Re: Update on DUnit test pipeline on Github actions

2023-05-04 Thread Sai Boorlagadda
Mark,

There isn't any specific ticket I created for larger VMs. I heard there is
an initiative within the infra team to sponsor bigger VMs than the free
tier we use for Github actions, so we have to wait until that initiative
picks up steam.

On Thu, 4 May 2023 at 13:58, Mark Bretl  wrote:

> Sai,
>
> Do you have an INFRA Jira ticket?
>
> --Mark
>
> On Tue, May 2, 2023 at 9:53 AM Sai Boorlagadda 
> wrote:
>
> > There is no ETA provided.
> >
> > Sai
> >
> > On Sat, 29 Apr 2023 at 14:47, Kirk Lund  wrote:
> >
> > > Did INFRA give any hint as to when they might provide the bigger VMs?
> > >
> > > On Mon, Apr 17, 2023 at 8:24 PM Sai Boorlagadda <
> > sai.boorlaga...@gmail.com
> > > >
> > > wrote:
> > >
> > > > I went ahead and merged github workflow jobs that tests
> > > > WAN, CQ, Assembly and Managment distributed tests.
> > > >
> > > > Free workers VMs has 2 cores and tuning any sort of
> > > > parameters isn't speeding up geode-core DUnits.
> > > >
> > > > Talking to infra team found that infra is working on providing
> > > > self-hosted (sponsored by infra) that are much bigger VMs.
> > > >
> > > > So until such VMs are available I am going to find if there are any
> > > > alternate solution.
> > > >
> > > > On Thu, 13 Apr 2023 at 15:08, Kirk Lund  wrote:
> > > >
> > > > > I see that there is at least one person concerned about DUnit tests
> > > > > requiring longer timeouts. This is the current situation with an
> > > unknown
> > > > > number of the DUnit tests. One possibility is to move the worst
> > > offenders
> > > > > to a new src set within geode-core and then give that its own job
> > with
> > > a
> > > > > larger timeout. The longer term solution is to fix or even rewrite
> > some
> > > > of
> > > > > those tests. Excluding them is also not a viable option as we risk
> > > > > losing important test coverage that way. I agree that some of these
> > > tests
> > > > > need a lot more help than tweaking overall job timeout values, but
> > > > without
> > > > > a lot more time commitment from contributors that might not be an
> > > > > option for some time.

--*--

EXERCISE GOAL:
Name every person who wrote a message in the mailing-list thread above. The lines that come next have no connection to the mailing-list thread above.

--*--

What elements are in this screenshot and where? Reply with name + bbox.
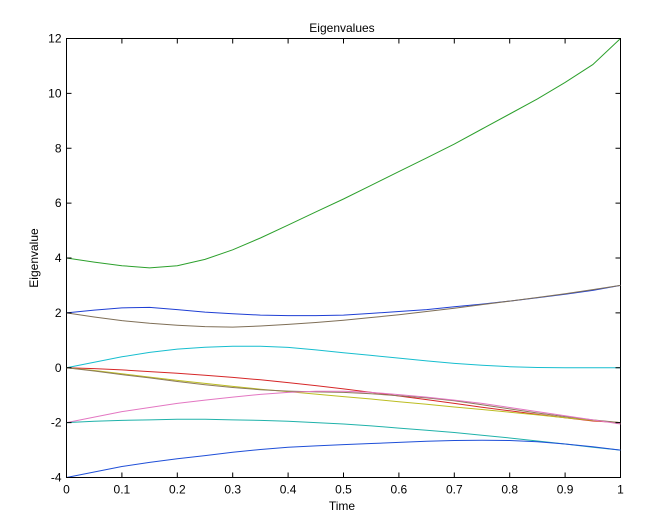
x-tick-label: 0.3 [224,483,241,497]
plot-area [66,38,621,478]
series-line-6 [66,367,621,424]
y-tick-label: 2 [55,306,62,320]
x-tick-label: 0.7 [446,483,463,497]
x-tick-label: 0.4 [280,483,297,497]
y-tick-label: -2 [51,416,62,430]
y-tick-label: 6 [55,196,62,210]
chart-title: Eigenvalues [309,21,374,35]
y-axis-label: Eigenvalue [27,228,41,288]
x-tick-label: 0.1 [114,483,131,497]
y-tick-label: 0 [55,361,62,375]
x-tick-label: 0.8 [501,483,518,497]
x-tick-label: 1 [617,483,624,497]
series-line-4 [66,345,621,369]
x-tick-label: 0.6 [391,483,408,497]
series-line-1 [66,38,621,269]
y-tick-label: 10 [48,86,62,100]
series-line-10 [66,439,621,478]
series-line-8 [66,390,621,425]
x-tick-label: 0.2 [169,483,186,497]
series-line-3 [66,284,621,328]
x-tick-label: 0 [63,483,70,497]
x-tick-label: 0.5 [335,483,352,497]
series-line-9 [66,418,621,451]
y-tick-label: 4 [55,251,62,265]
y-tick-label: 8 [55,141,62,155]
x-tick-label: 0.9 [557,483,574,497]
x-axis-label: Time [329,499,356,513]
ticks-group: 0 0.1 0.2 0.3 0.4 0.5 0.6 0.7 0.8 0.9 1 -4 -2 0 2 4 6 8 10… [48,32,624,497]
series-group [66,38,621,478]
series-line-7 [66,367,621,424]
y-tick-label: 12 [48,32,62,46]
series-line-5 [66,367,621,424]
y-tick-label: -4 [51,471,62,485]
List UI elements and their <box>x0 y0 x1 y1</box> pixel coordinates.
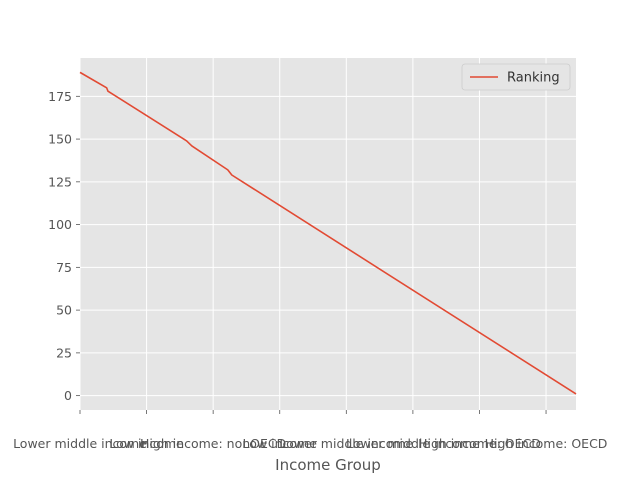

--*--

EXERCISE RESPONSE:
Sai Boorlagadda, Mark Bretl, Kirk Lund